Goal of the exercise: Copy every record word for word.

◆ ◆ ◆ ◆ ◆

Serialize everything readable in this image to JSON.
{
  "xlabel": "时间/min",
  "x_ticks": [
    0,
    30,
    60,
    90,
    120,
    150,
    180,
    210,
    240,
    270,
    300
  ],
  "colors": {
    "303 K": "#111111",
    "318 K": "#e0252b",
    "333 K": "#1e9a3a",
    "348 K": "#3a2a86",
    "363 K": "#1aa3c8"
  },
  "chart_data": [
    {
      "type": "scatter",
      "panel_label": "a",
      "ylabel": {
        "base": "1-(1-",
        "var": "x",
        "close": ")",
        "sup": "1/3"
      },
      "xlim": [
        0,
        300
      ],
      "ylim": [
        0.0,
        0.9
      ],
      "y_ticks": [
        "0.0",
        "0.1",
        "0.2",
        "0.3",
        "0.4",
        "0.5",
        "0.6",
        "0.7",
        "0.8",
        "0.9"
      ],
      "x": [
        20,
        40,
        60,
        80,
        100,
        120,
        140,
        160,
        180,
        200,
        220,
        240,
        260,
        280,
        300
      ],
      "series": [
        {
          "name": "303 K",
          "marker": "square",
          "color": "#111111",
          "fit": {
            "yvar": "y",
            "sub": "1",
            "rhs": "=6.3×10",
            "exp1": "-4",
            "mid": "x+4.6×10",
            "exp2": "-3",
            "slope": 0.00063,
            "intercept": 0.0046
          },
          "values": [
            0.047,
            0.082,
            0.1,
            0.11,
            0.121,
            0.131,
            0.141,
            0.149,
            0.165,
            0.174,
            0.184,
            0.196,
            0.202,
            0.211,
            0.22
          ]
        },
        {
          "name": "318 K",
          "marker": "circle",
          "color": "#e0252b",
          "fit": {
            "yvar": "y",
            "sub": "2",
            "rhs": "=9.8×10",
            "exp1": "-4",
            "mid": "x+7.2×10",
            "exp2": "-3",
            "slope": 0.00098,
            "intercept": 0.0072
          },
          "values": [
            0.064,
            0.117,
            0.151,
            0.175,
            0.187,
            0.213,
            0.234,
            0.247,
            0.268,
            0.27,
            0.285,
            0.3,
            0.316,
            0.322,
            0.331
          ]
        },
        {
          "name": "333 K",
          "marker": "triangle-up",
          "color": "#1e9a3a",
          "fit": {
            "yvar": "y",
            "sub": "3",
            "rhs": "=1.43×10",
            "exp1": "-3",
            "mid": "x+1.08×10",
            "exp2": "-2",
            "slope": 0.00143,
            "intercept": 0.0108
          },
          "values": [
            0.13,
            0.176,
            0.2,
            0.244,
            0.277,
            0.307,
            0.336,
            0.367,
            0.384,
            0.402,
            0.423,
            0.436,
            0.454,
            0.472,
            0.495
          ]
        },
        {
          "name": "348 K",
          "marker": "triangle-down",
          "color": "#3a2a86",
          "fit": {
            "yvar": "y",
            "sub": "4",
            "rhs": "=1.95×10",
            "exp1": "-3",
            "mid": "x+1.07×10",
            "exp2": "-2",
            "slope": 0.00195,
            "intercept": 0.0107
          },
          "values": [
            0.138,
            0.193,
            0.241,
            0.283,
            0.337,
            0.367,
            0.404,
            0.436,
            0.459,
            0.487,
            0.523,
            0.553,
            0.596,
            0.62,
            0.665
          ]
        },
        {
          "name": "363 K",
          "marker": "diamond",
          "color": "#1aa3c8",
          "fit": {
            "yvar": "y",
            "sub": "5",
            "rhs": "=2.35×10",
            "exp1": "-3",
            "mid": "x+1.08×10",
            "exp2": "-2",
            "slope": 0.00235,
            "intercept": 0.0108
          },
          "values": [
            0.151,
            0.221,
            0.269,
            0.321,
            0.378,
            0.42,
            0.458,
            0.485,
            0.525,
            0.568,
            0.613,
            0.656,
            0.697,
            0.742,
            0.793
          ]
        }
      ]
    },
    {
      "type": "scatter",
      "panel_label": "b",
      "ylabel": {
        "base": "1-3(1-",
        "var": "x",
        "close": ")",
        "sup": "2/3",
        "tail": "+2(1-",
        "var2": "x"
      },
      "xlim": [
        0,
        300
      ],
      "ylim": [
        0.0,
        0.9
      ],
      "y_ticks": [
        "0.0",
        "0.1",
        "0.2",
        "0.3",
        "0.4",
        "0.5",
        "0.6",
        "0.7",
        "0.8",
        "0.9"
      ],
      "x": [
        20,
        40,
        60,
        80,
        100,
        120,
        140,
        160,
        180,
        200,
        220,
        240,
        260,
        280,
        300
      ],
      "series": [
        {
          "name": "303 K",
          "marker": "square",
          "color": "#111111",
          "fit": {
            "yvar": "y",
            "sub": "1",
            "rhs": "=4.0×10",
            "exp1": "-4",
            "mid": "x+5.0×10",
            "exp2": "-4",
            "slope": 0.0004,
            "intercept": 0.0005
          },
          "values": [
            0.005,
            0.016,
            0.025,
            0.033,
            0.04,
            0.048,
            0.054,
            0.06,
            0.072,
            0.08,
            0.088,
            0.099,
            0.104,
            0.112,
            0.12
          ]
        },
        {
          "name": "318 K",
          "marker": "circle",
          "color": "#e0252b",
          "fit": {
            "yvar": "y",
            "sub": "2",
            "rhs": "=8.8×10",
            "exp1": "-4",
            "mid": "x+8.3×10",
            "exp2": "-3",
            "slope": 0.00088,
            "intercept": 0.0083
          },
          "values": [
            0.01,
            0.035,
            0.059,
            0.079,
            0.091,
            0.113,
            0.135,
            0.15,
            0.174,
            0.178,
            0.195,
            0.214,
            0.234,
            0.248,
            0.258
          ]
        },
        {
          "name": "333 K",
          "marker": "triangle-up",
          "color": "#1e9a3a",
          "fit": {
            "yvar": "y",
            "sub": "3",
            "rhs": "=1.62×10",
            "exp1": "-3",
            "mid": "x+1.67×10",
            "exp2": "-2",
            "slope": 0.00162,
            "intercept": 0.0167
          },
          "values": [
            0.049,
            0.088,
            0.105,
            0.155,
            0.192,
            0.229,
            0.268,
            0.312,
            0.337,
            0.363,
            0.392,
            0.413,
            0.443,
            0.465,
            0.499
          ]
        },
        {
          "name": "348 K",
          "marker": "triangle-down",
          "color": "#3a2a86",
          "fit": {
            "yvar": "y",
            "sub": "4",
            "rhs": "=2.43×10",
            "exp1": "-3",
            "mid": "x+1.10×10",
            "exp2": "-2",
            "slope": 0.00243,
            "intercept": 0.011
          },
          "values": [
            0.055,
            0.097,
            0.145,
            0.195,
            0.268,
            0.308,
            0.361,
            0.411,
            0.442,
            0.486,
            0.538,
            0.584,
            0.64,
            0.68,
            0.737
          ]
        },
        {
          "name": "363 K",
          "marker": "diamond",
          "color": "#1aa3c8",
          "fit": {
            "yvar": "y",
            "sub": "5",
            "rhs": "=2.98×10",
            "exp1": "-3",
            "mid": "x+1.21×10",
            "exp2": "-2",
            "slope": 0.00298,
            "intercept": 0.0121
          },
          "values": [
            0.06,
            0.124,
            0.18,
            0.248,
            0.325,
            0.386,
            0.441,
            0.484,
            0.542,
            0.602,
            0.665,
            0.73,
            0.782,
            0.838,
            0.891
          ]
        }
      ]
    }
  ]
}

◆ ◆ ◆ ◆ ◆

Written solution:
Serialize everything readable in this image to JSON.
{
  "xlabel": "时间/min",
  "x_ticks": [
    0,
    30,
    60,
    90,
    120,
    150,
    180,
    210,
    240,
    270,
    300
  ],
  "colors": {
    "303 K": "#111111",
    "318 K": "#e0252b",
    "333 K": "#1e9a3a",
    "348 K": "#3a2a86",
    "363 K": "#1aa3c8"
  },
  "chart_data": [
    {
      "type": "scatter",
      "panel_label": "a",
      "ylabel": {
        "base": "1-(1-",
        "var": "x",
        "close": ")",
        "sup": "1/3"
      },
      "xlim": [
        0,
        300
      ],
      "ylim": [
        0.0,
        0.9
      ],
      "y_ticks": [
        "0.0",
        "0.1",
        "0.2",
        "0.3",
        "0.4",
        "0.5",
        "0.6",
        "0.7",
        "0.8",
        "0.9"
      ],
      "x": [
        20,
        40,
        60,
        80,
        100,
        120,
        140,
        160,
        180,
        200,
        220,
        240,
        260,
        280,
        300
      ],
      "series": [
        {
          "name": "303 K",
          "marker": "square",
          "color": "#111111",
          "fit": {
            "yvar": "y",
            "sub": "1",
            "rhs": "=6.3×10",
            "exp1": "-4",
            "mid": "x+4.6×10",
            "exp2": "-3",
            "slope": 0.00063,
            "intercept": 0.0046
          },
          "values": [
            0.047,
            0.082,
            0.1,
            0.11,
            0.121,
            0.131,
            0.141,
            0.149,
            0.165,
            0.174,
            0.184,
            0.196,
            0.202,
            0.211,
            0.22
          ]
        },
        {
          "name": "318 K",
          "marker": "circle",
          "color": "#e0252b",
          "fit": {
            "yvar": "y",
            "sub": "2",
            "rhs": "=9.8×10",
            "exp1": "-4",
            "mid": "x+7.2×10",
            "exp2": "-3",
            "slope": 0.00098,
            "intercept": 0.0072
          },
          "values": [
            0.064,
            0.117,
            0.151,
            0.175,
            0.187,
            0.213,
            0.234,
            0.247,
            0.268,
            0.27,
            0.285,
            0.3,
            0.316,
            0.322,
            0.331
          ]
        },
        {
          "name": "333 K",
          "marker": "triangle-up",
          "color": "#1e9a3a",
          "fit": {
            "yvar": "y",
            "sub": "3",
            "rhs": "=1.43×10",
            "exp1": "-3",
            "mid": "x+1.08×10",
            "exp2": "-2",
            "slope": 0.00143,
            "intercept": 0.0108
          },
          "values": [
            0.13,
            0.176,
            0.2,
            0.244,
            0.277,
            0.307,
            0.336,
            0.367,
            0.384,
            0.402,
            0.423,
            0.436,
            0.454,
            0.472,
            0.495
          ]
        },
        {
          "name": "348 K",
          "marker": "triangle-down",
          "color": "#3a2a86",
          "fit": {
            "yvar": "y",
            "sub": "4",
            "rhs": "=1.95×10",
            "exp1": "-3",
            "mid": "x+1.07×10",
            "exp2": "-2",
            "slope": 0.00195,
            "intercept": 0.0107
          },
          "values": [
            0.138,
            0.193,
            0.241,
            0.283,
            0.337,
            0.367,
            0.404,
            0.436,
            0.459,
            0.487,
            0.523,
            0.553,
            0.596,
            0.62,
            0.665
          ]
        },
        {
          "name": "363 K",
          "marker": "diamond",
          "color": "#1aa3c8",
          "fit": {
            "yvar": "y",
            "sub": "5",
            "rhs": "=2.35×10",
            "exp1": "-3",
            "mid": "x+1.08×10",
            "exp2": "-2",
            "slope": 0.00235,
            "intercept": 0.0108
          },
          "values": [
            0.151,
            0.221,
            0.269,
            0.321,
            0.378,
            0.42,
            0.458,
            0.485,
            0.525,
            0.568,
            0.613,
            0.656,
            0.697,
            0.742,
            0.793
          ]
        }
      ]
    },
    {
      "type": "scatter",
      "panel_label": "b",
      "ylabel": {
        "base": "1-3(1-",
        "var": "x",
        "close": ")",
        "sup": "2/3",
        "tail": "+2(1-",
        "var2": "x"
      },
      "xlim": [
        0,
        300
      ],
      "ylim": [
        0.0,
        0.9
      ],
      "y_ticks": [
        "0.0",
        "0.1",
        "0.2",
        "0.3",
        "0.4",
        "0.5",
        "0.6",
        "0.7",
        "0.8",
        "0.9"
      ],
      "x": [
        20,
        40,
        60,
        80,
        100,
        120,
        140,
        160,
        180,
        200,
        220,
        240,
        260,
        280,
        300
      ],
      "series": [
        {
          "name": "303 K",
          "marker": "square",
          "color": "#111111",
          "fit": {
            "yvar": "y",
            "sub": "1",
            "rhs": "=4.0×10",
            "exp1": "-4",
            "mid": "x+5.0×10",
            "exp2": "-4",
            "slope": 0.0004,
            "intercept": 0.0005
          },
          "values": [
            0.005,
            0.016,
            0.025,
            0.033,
            0.04,
            0.048,
            0.054,
            0.06,
            0.072,
            0.08,
            0.088,
            0.099,
            0.104,
            0.112,
            0.12
          ]
        },
        {
          "name": "318 K",
          "marker": "circle",
          "color": "#e0252b",
          "fit": {
            "yvar": "y",
            "sub": "2",
            "rhs": "=8.8×10",
            "exp1": "-4",
            "mid": "x+8.3×10",
            "exp2": "-3",
            "slope": 0.00088,
            "intercept": 0.0083
          },
          "values": [
            0.01,
            0.035,
            0.059,
            0.079,
            0.091,
            0.113,
            0.135,
            0.15,
            0.174,
            0.178,
            0.195,
            0.214,
            0.234,
            0.248,
            0.258
          ]
        },
        {
          "name": "333 K",
          "marker": "triangle-up",
          "color": "#1e9a3a",
          "fit": {
            "yvar": "y",
            "sub": "3",
            "rhs": "=1.62×10",
            "exp1": "-3",
            "mid": "x+1.67×10",
            "exp2": "-2",
            "slope": 0.00162,
            "intercept": 0.0167
          },
          "values": [
            0.049,
            0.088,
            0.105,
            0.155,
            0.192,
            0.229,
            0.268,
            0.312,
            0.337,
            0.363,
            0.392,
            0.413,
            0.443,
            0.465,
            0.499
          ]
        },
        {
          "name": "348 K",
          "marker": "triangle-down",
          "color": "#3a2a86",
          "fit": {
            "yvar": "y",
            "sub": "4",
            "rhs": "=2.43×10",
            "exp1": "-3",
            "mid": "x+1.10×10",
            "exp2": "-2",
            "slope": 0.00243,
            "intercept": 0.011
          },
          "values": [
            0.055,
            0.097,
            0.145,
            0.195,
            0.268,
            0.308,
            0.361,
            0.411,
            0.442,
            0.486,
            0.538,
            0.584,
            0.64,
            0.68,
            0.737
          ]
        },
        {
          "name": "363 K",
          "marker": "diamond",
          "color": "#1aa3c8",
          "fit": {
            "yvar": "y",
            "sub": "5",
            "rhs": "=2.98×10",
            "exp1": "-3",
            "mid": "x+1.21×10",
            "exp2": "-2",
            "slope": 0.00298,
            "intercept": 0.0121
          },
          "values": [
            0.06,
            0.124,
            0.18,
            0.248,
            0.325,
            0.386,
            0.441,
            0.484,
            0.542,
            0.602,
            0.665,
            0.73,
            0.782,
            0.838,
            0.891
          ]
        }
      ]
    }
  ]
}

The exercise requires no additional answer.